> _WHAT IS BEING ASKED_:
Gather every line in the records below that contains the word "minutes".

* START DATA EXCERPTS *

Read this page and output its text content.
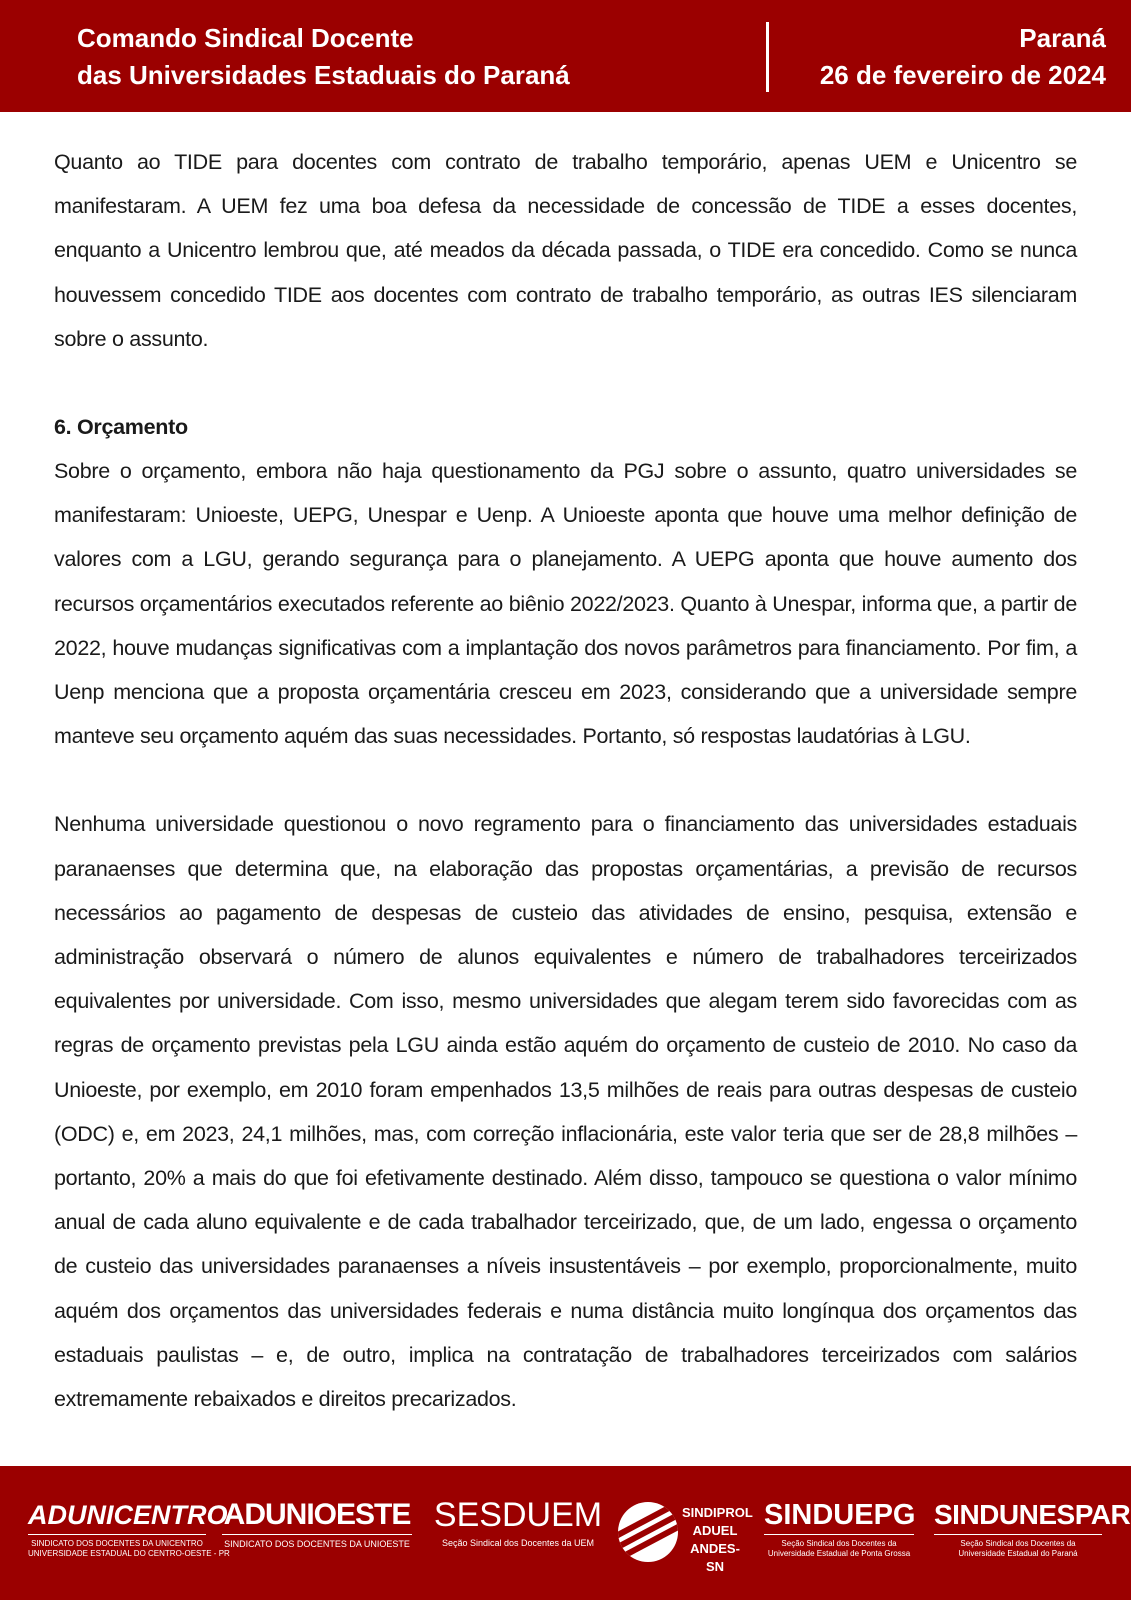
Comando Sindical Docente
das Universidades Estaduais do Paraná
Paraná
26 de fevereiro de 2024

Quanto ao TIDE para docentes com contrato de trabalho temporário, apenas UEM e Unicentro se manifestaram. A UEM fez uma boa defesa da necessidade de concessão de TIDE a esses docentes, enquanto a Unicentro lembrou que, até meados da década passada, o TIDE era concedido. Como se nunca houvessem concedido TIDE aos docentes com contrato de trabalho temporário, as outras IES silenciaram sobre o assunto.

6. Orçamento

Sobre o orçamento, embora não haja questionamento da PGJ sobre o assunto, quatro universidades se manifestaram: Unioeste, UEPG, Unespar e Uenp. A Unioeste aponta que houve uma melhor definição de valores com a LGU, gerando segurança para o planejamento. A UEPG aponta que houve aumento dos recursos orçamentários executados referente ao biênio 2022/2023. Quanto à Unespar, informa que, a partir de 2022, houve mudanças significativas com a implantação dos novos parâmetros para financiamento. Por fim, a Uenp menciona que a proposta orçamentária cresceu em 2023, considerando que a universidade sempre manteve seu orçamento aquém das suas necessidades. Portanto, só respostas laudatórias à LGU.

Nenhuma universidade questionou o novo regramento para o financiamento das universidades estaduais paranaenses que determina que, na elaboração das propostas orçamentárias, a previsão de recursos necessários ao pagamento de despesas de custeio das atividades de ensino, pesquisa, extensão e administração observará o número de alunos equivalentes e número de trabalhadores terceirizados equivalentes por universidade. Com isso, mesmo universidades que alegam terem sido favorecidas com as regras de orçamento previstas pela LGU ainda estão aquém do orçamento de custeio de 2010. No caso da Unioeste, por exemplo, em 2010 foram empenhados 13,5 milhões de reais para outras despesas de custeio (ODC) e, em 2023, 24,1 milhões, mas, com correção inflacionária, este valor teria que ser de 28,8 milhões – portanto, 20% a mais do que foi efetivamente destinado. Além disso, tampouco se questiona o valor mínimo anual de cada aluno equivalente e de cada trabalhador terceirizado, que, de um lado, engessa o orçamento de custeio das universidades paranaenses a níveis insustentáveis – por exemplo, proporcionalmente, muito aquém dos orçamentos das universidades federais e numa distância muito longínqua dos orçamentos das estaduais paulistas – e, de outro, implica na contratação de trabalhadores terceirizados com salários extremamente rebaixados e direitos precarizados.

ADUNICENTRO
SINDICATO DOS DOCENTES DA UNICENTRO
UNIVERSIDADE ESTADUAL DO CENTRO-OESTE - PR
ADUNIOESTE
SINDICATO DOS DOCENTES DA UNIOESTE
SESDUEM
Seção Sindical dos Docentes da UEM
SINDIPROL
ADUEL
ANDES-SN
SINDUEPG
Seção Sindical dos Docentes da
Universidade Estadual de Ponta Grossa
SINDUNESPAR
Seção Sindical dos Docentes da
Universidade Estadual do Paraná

* END DATA EXCERPTS *
* START DATA EXCERPTS *

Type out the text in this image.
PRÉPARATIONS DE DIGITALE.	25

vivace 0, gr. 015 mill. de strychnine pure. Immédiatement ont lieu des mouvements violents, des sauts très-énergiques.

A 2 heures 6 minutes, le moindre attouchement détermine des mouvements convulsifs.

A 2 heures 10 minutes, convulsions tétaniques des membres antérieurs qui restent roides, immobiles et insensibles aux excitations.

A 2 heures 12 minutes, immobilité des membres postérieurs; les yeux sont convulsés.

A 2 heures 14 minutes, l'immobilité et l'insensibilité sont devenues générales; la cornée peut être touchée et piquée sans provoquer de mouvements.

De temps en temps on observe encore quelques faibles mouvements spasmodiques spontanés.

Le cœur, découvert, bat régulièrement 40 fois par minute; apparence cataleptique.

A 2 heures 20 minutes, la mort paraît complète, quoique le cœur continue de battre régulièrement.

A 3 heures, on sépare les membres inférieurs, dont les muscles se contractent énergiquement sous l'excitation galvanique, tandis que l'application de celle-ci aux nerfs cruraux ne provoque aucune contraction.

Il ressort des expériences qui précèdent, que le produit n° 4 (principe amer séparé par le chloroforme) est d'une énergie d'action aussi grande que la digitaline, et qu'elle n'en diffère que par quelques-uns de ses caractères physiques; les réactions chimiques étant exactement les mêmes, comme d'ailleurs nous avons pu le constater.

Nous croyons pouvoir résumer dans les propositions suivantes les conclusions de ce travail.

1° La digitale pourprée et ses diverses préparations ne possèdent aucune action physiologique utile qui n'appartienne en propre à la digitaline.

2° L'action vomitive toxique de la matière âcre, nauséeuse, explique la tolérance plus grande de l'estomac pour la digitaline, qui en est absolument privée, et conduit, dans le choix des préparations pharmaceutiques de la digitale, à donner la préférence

* END DATA EXCERPTS *

> _EXERCISE OUTPUT_:
A 2 heures 6 minutes, le moindre attouchement détermine des mouvements convulsifs.
A 2 heures 10 minutes, convulsions tétaniques des membres antérieurs qui restent roides, immobiles et insensibles aux excitations.
A 2 heures 12 minutes, immobilité des membres postérieurs; les yeux sont convulsés.
A 2 heures 14 minutes, l'immobilité et l'insensibilité sont devenues générales; la cornée peut être touchée et piquée sans provoquer de mouvements.
A 2 heures 20 minutes, la mort paraît complète, quoique le cœur continue de battre régulièrement.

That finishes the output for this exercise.